[Region annotation records]

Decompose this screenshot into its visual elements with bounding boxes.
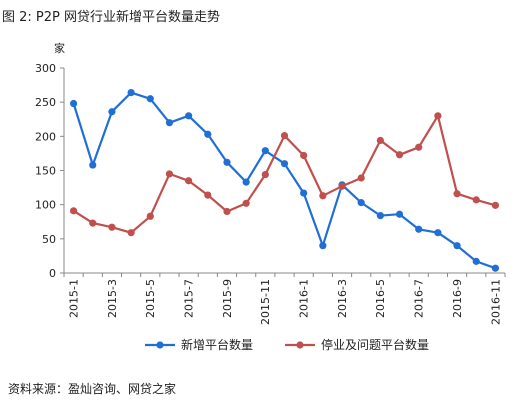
y-tick-label: 250	[35, 96, 56, 109]
data-point	[395, 151, 404, 159]
legend-swatch-marker	[156, 341, 164, 349]
data-point	[453, 242, 461, 250]
data-point	[395, 210, 404, 218]
x-tick-label: 2015-5	[144, 279, 157, 318]
data-point	[204, 130, 212, 138]
data-point	[204, 191, 212, 199]
data-point	[280, 132, 289, 140]
data-point	[89, 161, 97, 169]
data-point	[127, 229, 135, 237]
data-point	[108, 223, 116, 231]
data-point	[434, 112, 442, 120]
data-point	[185, 177, 193, 185]
data-point	[434, 229, 442, 237]
data-point	[357, 174, 365, 182]
legend-label: 新增平台数量	[181, 337, 253, 352]
data-point	[300, 189, 308, 197]
x-tick-label: 2015-11	[259, 279, 272, 325]
y-tick-label: 50	[42, 233, 56, 246]
legend-item: 停业及问题平台数量	[285, 337, 429, 352]
y-axis: 0 50 100 150 200 250 300	[35, 62, 65, 280]
legend: 新增平台数量 停业及问题平台数量	[145, 337, 429, 352]
data-point	[319, 192, 327, 200]
x-tick-label: 2016-11	[489, 279, 502, 325]
x-tick-label: 2016-7	[413, 279, 426, 318]
data-point	[185, 112, 193, 120]
data-point	[491, 264, 500, 272]
x-tick-label: 2016-1	[298, 279, 311, 318]
y-tick-label: 200	[35, 130, 56, 143]
x-tick-label: 2016-3	[336, 279, 349, 318]
legend-item: 新增平台数量	[145, 337, 253, 352]
data-point	[376, 212, 384, 220]
data-point	[280, 160, 289, 168]
series-2	[69, 112, 500, 237]
data-point	[108, 108, 116, 116]
figure-title: 图 2: P2P 网贷行业新增平台数量走势	[2, 10, 220, 25]
data-point	[376, 136, 384, 145]
data-point	[165, 119, 174, 127]
data-point	[261, 171, 269, 179]
x-tick-label: 2015-7	[182, 279, 195, 318]
data-point	[127, 89, 135, 97]
data-point	[472, 196, 480, 204]
source-note: 资料来源：盈灿咨询、网贷之家	[8, 382, 177, 396]
data-point	[146, 212, 154, 220]
data-point	[453, 190, 461, 198]
data-point	[300, 151, 308, 160]
data-point	[242, 178, 250, 186]
legend-swatch-marker	[296, 341, 304, 349]
x-axis: 2015-1 2015-3 2015-5 2015-7 2015-9 2015-11 201…	[63, 272, 506, 325]
data-point	[89, 219, 97, 227]
data-point	[223, 158, 231, 166]
data-point	[357, 199, 365, 207]
data-point	[338, 182, 346, 190]
data-point	[69, 207, 78, 215]
x-tick-label: 2015-1	[67, 279, 80, 318]
series-layer	[69, 89, 500, 272]
data-point	[261, 147, 269, 155]
x-tick-label: 2015-9	[221, 279, 234, 318]
series-line	[72, 91, 496, 270]
y-axis-unit-label: 家	[54, 41, 65, 55]
data-point	[415, 225, 423, 233]
data-point	[242, 199, 250, 207]
y-tick-label: 100	[35, 199, 56, 212]
data-point	[223, 207, 231, 216]
y-tick-label: 150	[35, 165, 56, 178]
y-tick-label: 300	[35, 62, 56, 75]
data-point	[472, 257, 480, 265]
data-point	[165, 170, 174, 178]
data-point	[69, 99, 78, 108]
data-point	[146, 95, 154, 103]
data-point	[415, 143, 423, 151]
data-point	[491, 201, 500, 209]
data-point	[319, 242, 327, 250]
x-tick-label: 2016-5	[374, 279, 387, 318]
legend-label: 停业及问题平台数量	[321, 337, 429, 352]
x-tick-label: 2016-9	[451, 279, 464, 318]
x-tick-label: 2015-3	[106, 279, 119, 318]
y-tick-label: 0	[49, 267, 56, 280]
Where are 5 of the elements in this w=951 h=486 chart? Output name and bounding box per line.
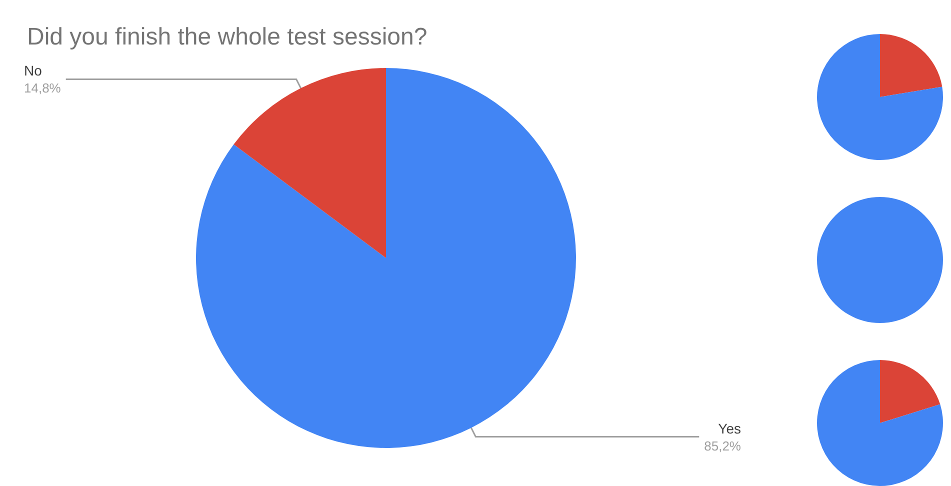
data-label: 14,8% [24,80,62,96]
slice-label: Yes [718,420,741,436]
data-label: 85,2% [704,438,742,454]
chart-title: Did you finish the whole test session? [27,24,428,50]
slice-label: No [24,62,42,79]
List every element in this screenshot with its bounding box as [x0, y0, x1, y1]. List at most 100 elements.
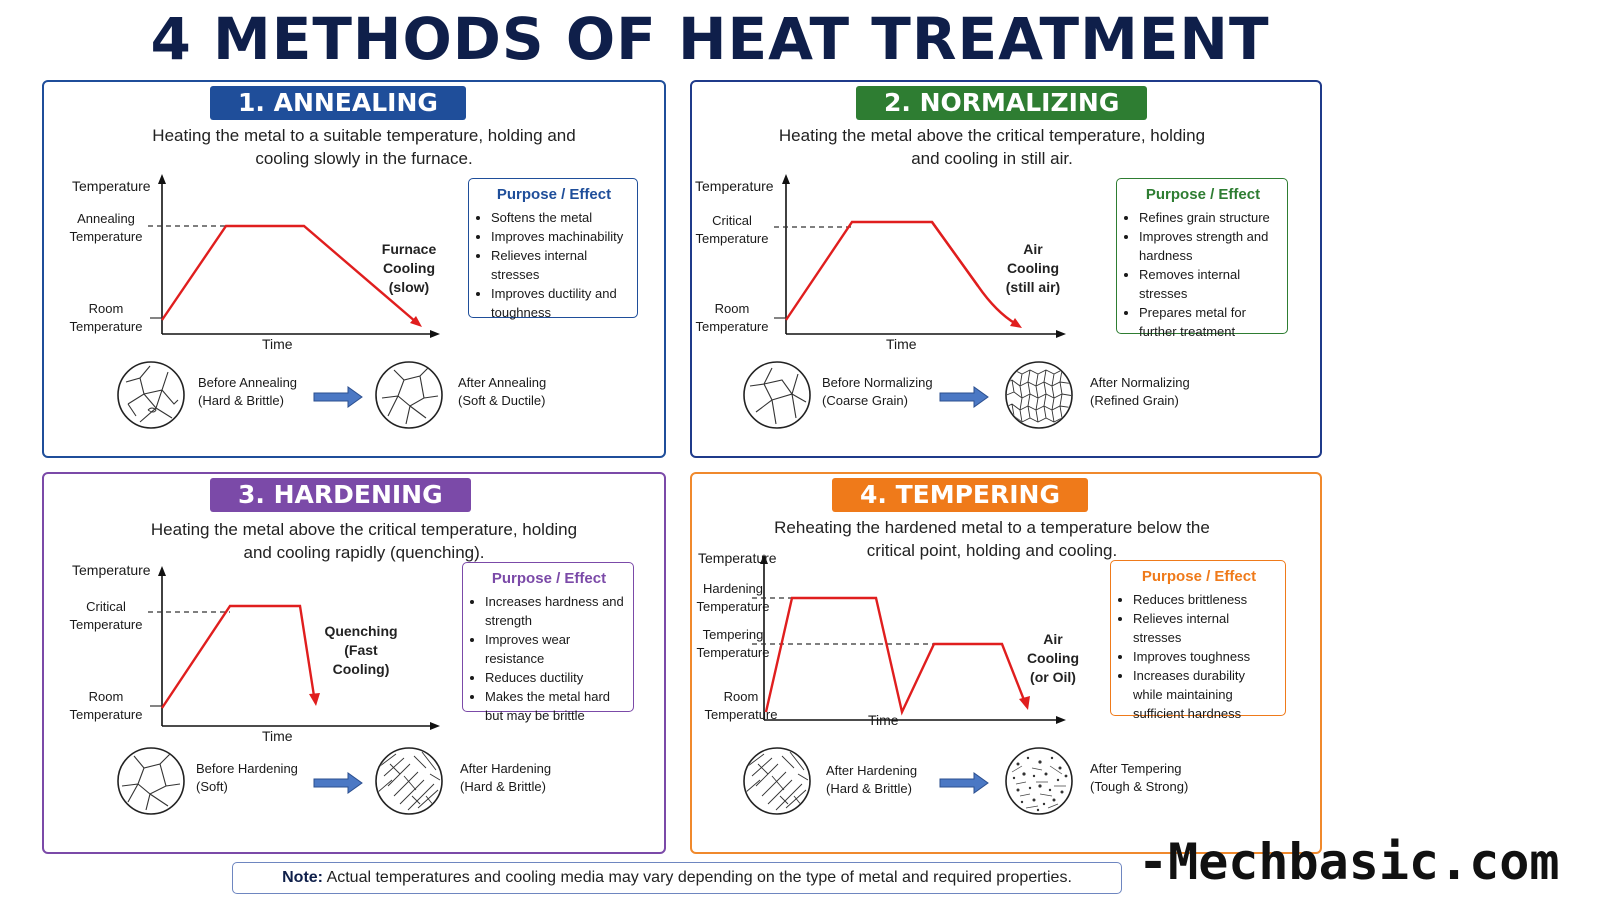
tempering-heading: 4. TEMPERING — [832, 478, 1088, 512]
annealing-x-label: Time — [262, 336, 293, 352]
annealing-y-label: Temperature — [72, 178, 151, 194]
annealing-x-arrow — [430, 330, 440, 338]
normalizing-cooling-1: Air — [1023, 241, 1043, 257]
normalizing-after-caption-2: (Refined Grain) — [1090, 393, 1179, 408]
hardening-cooling-1: Quenching — [324, 623, 398, 639]
normalizing-curve-arrow — [1010, 318, 1022, 328]
normalizing-panel: 2. NORMALIZING Heating the metal above t… — [690, 80, 1322, 458]
annealing-upper-label-2: Temperature — [69, 229, 143, 244]
arrow-right-icon — [939, 386, 989, 408]
note-label: Note: — [282, 869, 323, 886]
tempering-after-caption-2: (Tough & Strong) — [1090, 779, 1189, 794]
tempering-before-caption-2: (Hard & Brittle) — [826, 781, 912, 796]
annealing-purpose-item: Improves machinability — [491, 227, 629, 246]
normalizing-room-label-1: Room — [714, 301, 750, 316]
annealing-cooling-2: Cooling — [382, 260, 436, 276]
tempering-after-caption-1: After Tempering — [1090, 761, 1182, 776]
hardening-x-label: Time — [262, 728, 293, 744]
hardening-after-caption-1: After Hardening — [460, 761, 552, 776]
annealing-curve-arrow — [410, 316, 422, 327]
tempering-purpose-item: Increases durability while maintaining s… — [1133, 666, 1277, 723]
normalizing-purpose-item: Refines grain structure — [1139, 208, 1279, 227]
hardening-desc-line-2: and cooling rapidly (quenching). — [243, 543, 485, 562]
annealing-panel: 1. ANNEALING Heating the metal to a suit… — [42, 80, 666, 458]
note-text: Actual temperatures and cooling media ma… — [326, 869, 1072, 886]
tempered-grain-icon — [1005, 747, 1073, 815]
normalizing-upper-label-2: Temperature — [695, 231, 769, 246]
tempering-room-label-1: Room — [723, 689, 759, 704]
hardening-before-caption-1: Before Hardening — [196, 761, 298, 776]
tempering-curve-arrow — [1019, 696, 1030, 710]
arrow-right-icon — [939, 772, 989, 794]
normalizing-purpose-item: Removes internal stresses — [1139, 265, 1279, 303]
annealing-before-caption-2: (Hard & Brittle) — [198, 393, 284, 408]
normalizing-desc-line-1: Heating the metal above the critical tem… — [778, 126, 1206, 145]
normalizing-x-label: Time — [886, 336, 917, 352]
tempering-chart — [752, 554, 1066, 724]
tempering-y-arrow — [760, 554, 768, 564]
tempering-x-arrow — [1056, 716, 1066, 724]
tempering-middle-label-2: Temperature — [696, 645, 770, 660]
normalizing-y-arrow — [782, 174, 790, 184]
soft-grain-icon — [117, 747, 185, 815]
annealing-desc-line-1: Heating the metal to a suitable temperat… — [152, 126, 576, 145]
hardening-purpose-item: Improves wear resistance — [485, 630, 625, 668]
hardening-cooling-3: Cooling) — [332, 661, 390, 677]
hardening-heading: 3. HARDENING — [210, 478, 471, 512]
hardening-upper-label-1: Critical — [86, 599, 126, 614]
tempering-middle-label-1: Tempering — [702, 627, 764, 642]
brand-watermark: -Mechbasic.com — [1138, 833, 1560, 891]
tempering-purpose-item: Reduces brittleness — [1133, 590, 1277, 609]
hardening-room-label-2: Temperature — [69, 707, 143, 722]
normalizing-purpose-title: Purpose / Effect — [1145, 186, 1261, 203]
hardening-purpose-item: Increases hardness and strength — [485, 592, 625, 630]
normalizing-after-caption-1: After Normalizing — [1090, 375, 1190, 390]
annealing-after-caption-2: (Soft & Ductile) — [458, 393, 546, 408]
martensite-grain-icon — [375, 747, 443, 815]
tempering-x-label: Time — [868, 712, 899, 728]
normalizing-purpose-box: Purpose / Effect Refines grain structure… — [1116, 178, 1288, 339]
annealing-room-label-1: Room — [88, 301, 124, 316]
hardening-room-label-1: Room — [88, 689, 124, 704]
annealing-purpose-title: Purpose / Effect — [496, 186, 612, 203]
normalizing-cooling-2: Cooling — [1006, 260, 1060, 276]
hardening-purpose-box: Purpose / Effect Increases hardness and … — [462, 562, 634, 723]
refined-grain-icon — [1005, 361, 1073, 429]
annealing-after-caption-1: After Annealing — [458, 375, 547, 390]
normalizing-purpose-item: Improves strength and hardness — [1139, 227, 1279, 265]
page-title: 4 METHODS OF HEAT TREATMENT — [150, 5, 1270, 73]
normalizing-curve — [785, 220, 979, 321]
coarse-grain-icon — [743, 361, 811, 429]
annealing-before-caption-1: Before Annealing — [198, 375, 298, 390]
hardening-upper-label-2: Temperature — [69, 617, 143, 632]
note-box: Note: Actual temperatures and cooling me… — [232, 862, 1122, 894]
hardening-panel: 3. HARDENING Heating the metal above the… — [42, 472, 666, 854]
normalizing-y-label: Temperature — [695, 178, 774, 194]
annealing-desc-line-2: cooling slowly in the furnace. — [255, 149, 473, 168]
tempering-cooling-1: Air — [1043, 631, 1063, 647]
tempering-curve — [764, 596, 1026, 716]
tempering-desc-line-1: Reheating the hardened metal to a temper… — [774, 518, 1210, 537]
tempering-upper-label-1: Hardening — [703, 581, 763, 596]
hardening-purpose-title: Purpose / Effect — [491, 570, 607, 587]
hardening-curve — [161, 604, 316, 709]
soft-grain-icon — [375, 361, 443, 429]
annealing-cooling-3: (slow) — [388, 279, 430, 295]
arrow-right-icon — [313, 772, 363, 794]
tempering-upper-label-2: Temperature — [696, 599, 770, 614]
arrow-right-icon — [313, 386, 363, 408]
hardening-y-label: Temperature — [72, 562, 151, 578]
tempering-y-label: Temperature — [698, 550, 777, 566]
normalizing-x-arrow — [1056, 330, 1066, 338]
tempering-purpose-box: Purpose / Effect Reduces brittleness Rel… — [1110, 560, 1286, 721]
tempering-desc-line-2: critical point, holding and cooling. — [866, 541, 1118, 560]
tempering-cooling-2: Cooling — [1026, 650, 1080, 666]
hardening-y-arrow — [158, 566, 166, 576]
normalizing-chart — [774, 174, 1066, 338]
tempering-purpose-title: Purpose / Effect — [1141, 568, 1257, 585]
annealing-upper-label-1: Annealing — [77, 211, 135, 226]
annealing-room-label-2: Temperature — [69, 319, 143, 334]
annealing-cooling-1: Furnace — [381, 241, 437, 257]
hardening-purpose-item: Makes the metal hard but may be brittle — [485, 687, 625, 725]
tempering-purpose-item: Relieves internal stresses — [1133, 609, 1277, 647]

**DIRECTIVE:**
Copy the lines of the records above verbatim, from the line containing "data-label: 14,8% [24,80,62,96]" through the line containing "List every element", both included.

**RESPONSE TO THE EXERCISE:**
data-label: 14,8% [24,80,62,96]
slice-label: Yes [718,420,741,436]
data-label: 85,2% [704,438,742,454]
chart-title: Did you finish the whole test session? [27,24,428,50]
slice-label: No [24,62,42,79]
List every element in this screenshot with its bounding box as [x0, y0, x1, y1]. List at most 100 elements.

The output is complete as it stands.